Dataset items
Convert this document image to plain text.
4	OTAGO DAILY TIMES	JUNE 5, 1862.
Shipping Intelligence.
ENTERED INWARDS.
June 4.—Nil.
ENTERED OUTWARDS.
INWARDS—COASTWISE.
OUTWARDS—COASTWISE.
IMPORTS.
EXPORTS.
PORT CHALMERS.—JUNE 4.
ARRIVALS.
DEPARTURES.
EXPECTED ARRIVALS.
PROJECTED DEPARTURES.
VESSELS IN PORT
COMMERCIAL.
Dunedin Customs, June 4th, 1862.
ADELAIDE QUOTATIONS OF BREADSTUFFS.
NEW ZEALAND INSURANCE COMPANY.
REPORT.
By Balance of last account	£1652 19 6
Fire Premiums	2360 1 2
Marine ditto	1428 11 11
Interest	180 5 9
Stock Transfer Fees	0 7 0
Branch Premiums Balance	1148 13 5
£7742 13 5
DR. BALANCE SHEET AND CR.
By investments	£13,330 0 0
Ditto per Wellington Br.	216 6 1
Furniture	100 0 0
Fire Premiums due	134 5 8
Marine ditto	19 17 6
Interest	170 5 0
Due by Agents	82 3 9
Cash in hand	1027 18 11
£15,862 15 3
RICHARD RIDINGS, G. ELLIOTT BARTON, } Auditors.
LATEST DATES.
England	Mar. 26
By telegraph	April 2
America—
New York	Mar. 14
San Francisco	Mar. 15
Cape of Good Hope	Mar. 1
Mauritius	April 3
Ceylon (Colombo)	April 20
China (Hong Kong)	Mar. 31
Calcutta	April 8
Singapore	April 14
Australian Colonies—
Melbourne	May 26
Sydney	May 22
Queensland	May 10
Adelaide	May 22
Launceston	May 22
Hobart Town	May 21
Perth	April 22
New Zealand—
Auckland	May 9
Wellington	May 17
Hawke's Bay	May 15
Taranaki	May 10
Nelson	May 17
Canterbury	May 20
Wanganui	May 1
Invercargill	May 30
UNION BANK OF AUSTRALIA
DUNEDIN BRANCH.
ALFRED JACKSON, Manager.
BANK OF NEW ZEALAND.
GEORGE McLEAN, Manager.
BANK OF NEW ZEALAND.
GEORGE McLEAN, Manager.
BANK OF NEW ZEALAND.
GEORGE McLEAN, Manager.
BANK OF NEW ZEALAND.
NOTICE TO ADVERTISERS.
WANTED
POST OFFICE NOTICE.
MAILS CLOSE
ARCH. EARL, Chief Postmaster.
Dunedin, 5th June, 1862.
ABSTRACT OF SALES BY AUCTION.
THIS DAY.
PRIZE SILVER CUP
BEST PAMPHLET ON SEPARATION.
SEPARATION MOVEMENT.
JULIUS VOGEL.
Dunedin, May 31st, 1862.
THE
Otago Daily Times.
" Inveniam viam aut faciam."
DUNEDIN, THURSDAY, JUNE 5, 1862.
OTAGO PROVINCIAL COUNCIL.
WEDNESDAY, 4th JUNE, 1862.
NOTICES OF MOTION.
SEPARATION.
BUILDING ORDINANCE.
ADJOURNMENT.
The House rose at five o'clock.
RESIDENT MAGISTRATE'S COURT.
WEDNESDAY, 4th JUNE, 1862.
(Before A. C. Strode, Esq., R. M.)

Problem details -
Give a word-for-word copy of the records.

Answer to this task -
Convert this document image to plain text.
4	OTAGO DAILY TIMES	JUNE 5, 1862.
Shipping Intelligence.
ENTERED INWARDS.
June 4.—Nil.
ENTERED OUTWARDS.
INWARDS—COASTWISE.
OUTWARDS—COASTWISE.
IMPORTS.
EXPORTS.
PORT CHALMERS.—JUNE 4.
ARRIVALS.
DEPARTURES.
EXPECTED ARRIVALS.
PROJECTED DEPARTURES.
VESSELS IN PORT
COMMERCIAL.
Dunedin Customs, June 4th, 1862.
ADELAIDE QUOTATIONS OF BREADSTUFFS.
NEW ZEALAND INSURANCE COMPANY.
REPORT.
By Balance of last account	£1652 19 6
Fire Premiums	2360 1 2
Marine ditto	1428 11 11
Interest	180 5 9
Stock Transfer Fees	0 7 0
Branch Premiums Balance	1148 13 5
£7742 13 5
DR. BALANCE SHEET AND CR.
By investments	£13,330 0 0
Ditto per Wellington Br.	216 6 1
Furniture	100 0 0
Fire Premiums due	134 5 8
Marine ditto	19 17 6
Interest	170 5 0
Due by Agents	82 3 9
Cash in hand	1027 18 11
£15,862 15 3
RICHARD RIDINGS, G. ELLIOTT BARTON, } Auditors.
LATEST DATES.
England	Mar. 26
By telegraph	April 2
America—
New York	Mar. 14
San Francisco	Mar. 15
Cape of Good Hope	Mar. 1
Mauritius	April 3
Ceylon (Colombo)	April 20
China (Hong Kong)	Mar. 31
Calcutta	April 8
Singapore	April 14
Australian Colonies—
Melbourne	May 26
Sydney	May 22
Queensland	May 10
Adelaide	May 22
Launceston	May 22
Hobart Town	May 21
Perth	April 22
New Zealand—
Auckland	May 9
Wellington	May 17
Hawke's Bay	May 15
Taranaki	May 10
Nelson	May 17
Canterbury	May 20
Wanganui	May 1
Invercargill	May 30
UNION BANK OF AUSTRALIA
DUNEDIN BRANCH.
ALFRED JACKSON, Manager.
BANK OF NEW ZEALAND.
GEORGE McLEAN, Manager.
BANK OF NEW ZEALAND.
GEORGE McLEAN, Manager.
BANK OF NEW ZEALAND.
GEORGE McLEAN, Manager.
BANK OF NEW ZEALAND.
NOTICE TO ADVERTISERS.
WANTED
POST OFFICE NOTICE.
MAILS CLOSE
ARCH. EARL, Chief Postmaster.
Dunedin, 5th June, 1862.
ABSTRACT OF SALES BY AUCTION.
THIS DAY.
PRIZE SILVER CUP
BEST PAMPHLET ON SEPARATION.
SEPARATION MOVEMENT.
JULIUS VOGEL.
Dunedin, May 31st, 1862.
THE
Otago Daily Times.
" Inveniam viam aut faciam."
DUNEDIN, THURSDAY, JUNE 5, 1862.
OTAGO PROVINCIAL COUNCIL.
WEDNESDAY, 4th JUNE, 1862.
NOTICES OF MOTION.
SEPARATION.
BUILDING ORDINANCE.
ADJOURNMENT.
The House rose at five o'clock.
RESIDENT MAGISTRATE'S COURT.
WEDNESDAY, 4th JUNE, 1862.
(Before A. C. Strode, Esq., R. M.)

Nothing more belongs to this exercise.